Stored records
####################

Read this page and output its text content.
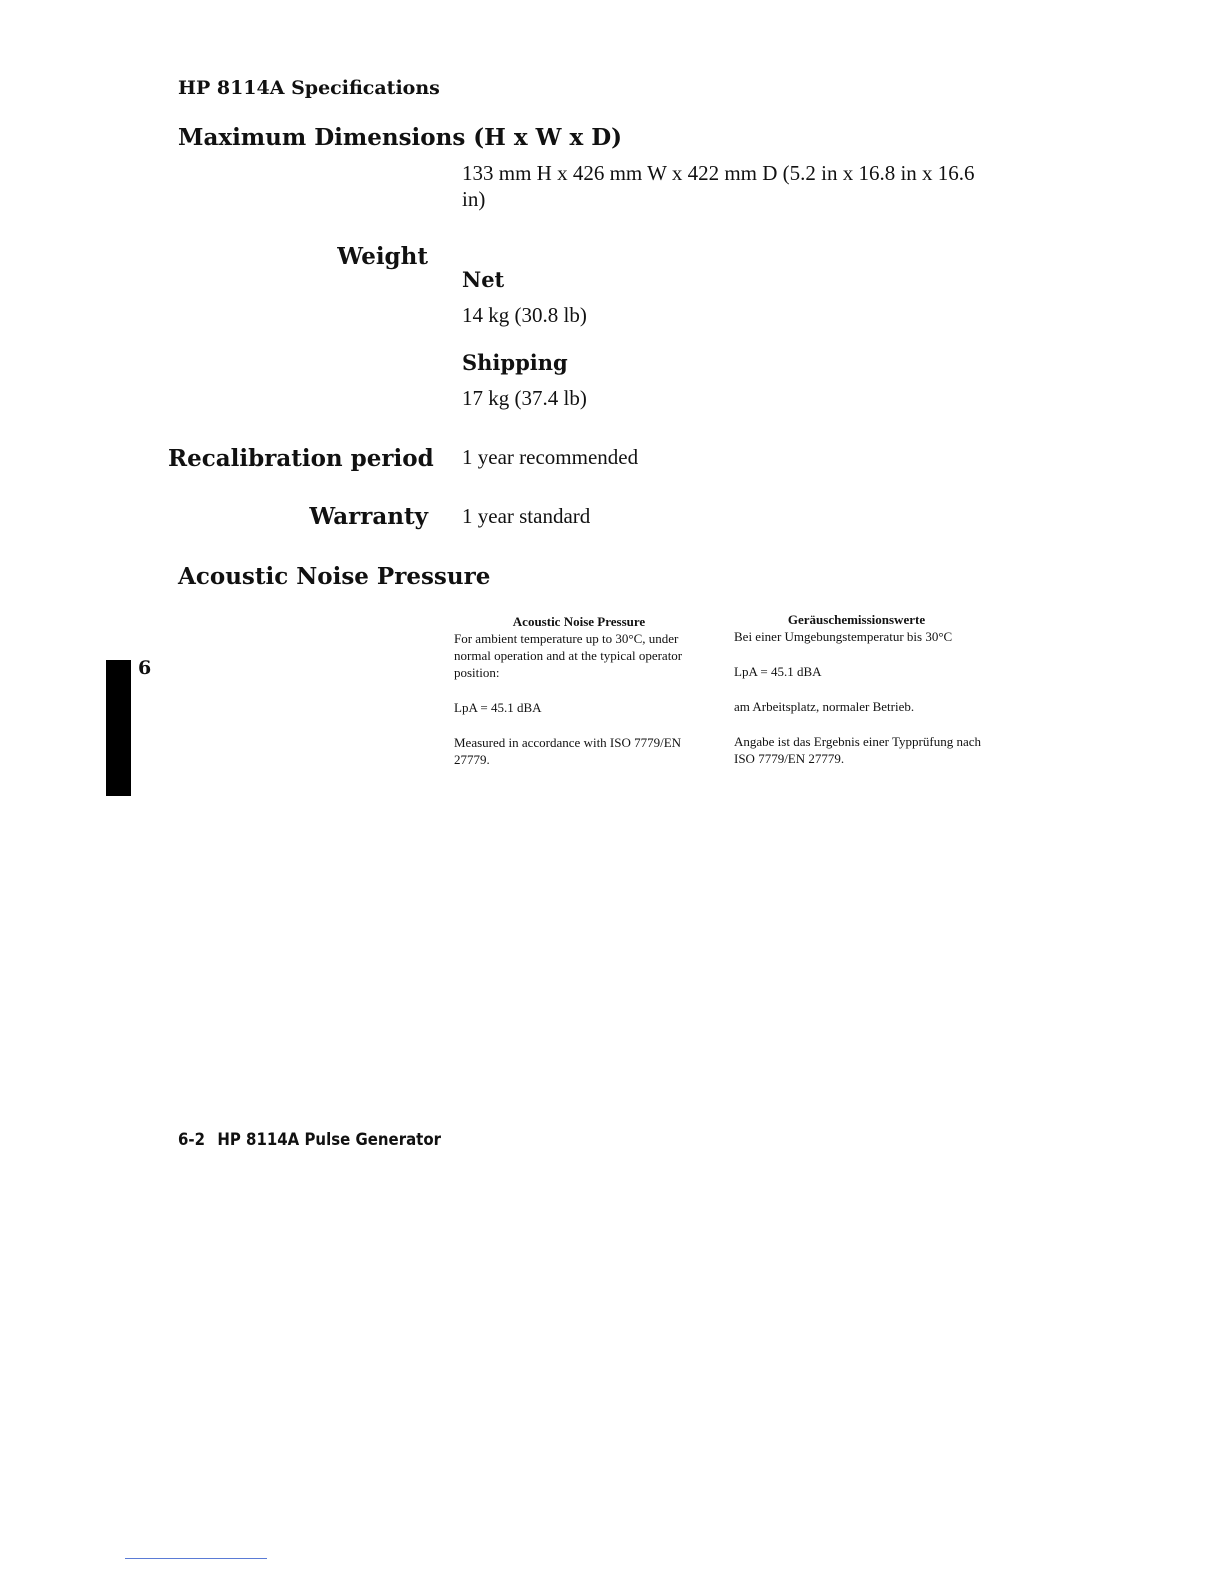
HP 8114A Specifications
Maximum Dimensions (H x W x D)
133 mm H x 426 mm W x 422 mm D (5.2 in x 16.8 in x 16.6 in)
Weight
Net
14 kg (30.8 lb)
Shipping
17 kg (37.4 lb)
Recalibration period 1 year recommended
Warranty 1 year standard
Acoustic Noise Pressure
Acoustic Noise Pressure

For ambient temperature up to 30°C, under normal operation and at the typical operator position:

LpA = 45.1 dBA

Measured in accordance with ISO 7779/EN 27779.

Geräuschemissionswerte

Bei einer Umgebungstemperatur bis 30°C

LpA = 45.1 dBA

am Arbeitsplatz, normaler Betrieb.

Angabe ist das Ergebnis einer Typprüfung nach ISO 7779/EN 27779.

6
6-2 HP 8114A Pulse Generator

####################

▶ TASK GOAL
Repeat every record above exactly, but leave out any pictures.

▶ FINAL RESULT
Read this page and output its text content.
HP 8114A Specifications
Maximum Dimensions (H x W x D)
133 mm H x 426 mm W x 422 mm D (5.2 in x 16.8 in x 16.6 in)
Weight
Net
14 kg (30.8 lb)
Shipping
17 kg (37.4 lb)
Recalibration period 1 year recommended
Warranty 1 year standard
Acoustic Noise Pressure
Acoustic Noise Pressure

For ambient temperature up to 30°C, under normal operation and at the typical operator position:

LpA = 45.1 dBA

Measured in accordance with ISO 7779/EN 27779.

Geräuschemissionswerte

Bei einer Umgebungstemperatur bis 30°C

LpA = 45.1 dBA

am Arbeitsplatz, normaler Betrieb.

Angabe ist das Ergebnis einer Typprüfung nach ISO 7779/EN 27779.

6
6-2 HP 8114A Pulse Generator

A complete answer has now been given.